» **WHAT THE TASK REQUIRES**
Look through the material and tally each line bearing the word "diagram". Give only the total.

[Lines of data]
********

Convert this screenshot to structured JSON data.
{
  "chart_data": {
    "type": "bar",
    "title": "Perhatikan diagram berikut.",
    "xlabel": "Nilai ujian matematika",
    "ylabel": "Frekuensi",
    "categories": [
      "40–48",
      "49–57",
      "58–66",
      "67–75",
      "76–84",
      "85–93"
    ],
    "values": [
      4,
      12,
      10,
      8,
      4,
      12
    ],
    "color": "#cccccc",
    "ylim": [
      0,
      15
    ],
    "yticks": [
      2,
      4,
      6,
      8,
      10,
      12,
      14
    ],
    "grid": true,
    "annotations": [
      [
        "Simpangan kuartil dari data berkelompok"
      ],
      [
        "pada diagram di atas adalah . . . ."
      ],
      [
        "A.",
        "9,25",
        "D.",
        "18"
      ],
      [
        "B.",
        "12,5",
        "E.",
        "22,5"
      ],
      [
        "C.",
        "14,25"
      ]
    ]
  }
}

********

» **RESULT FOR THIS EXERCISE**
2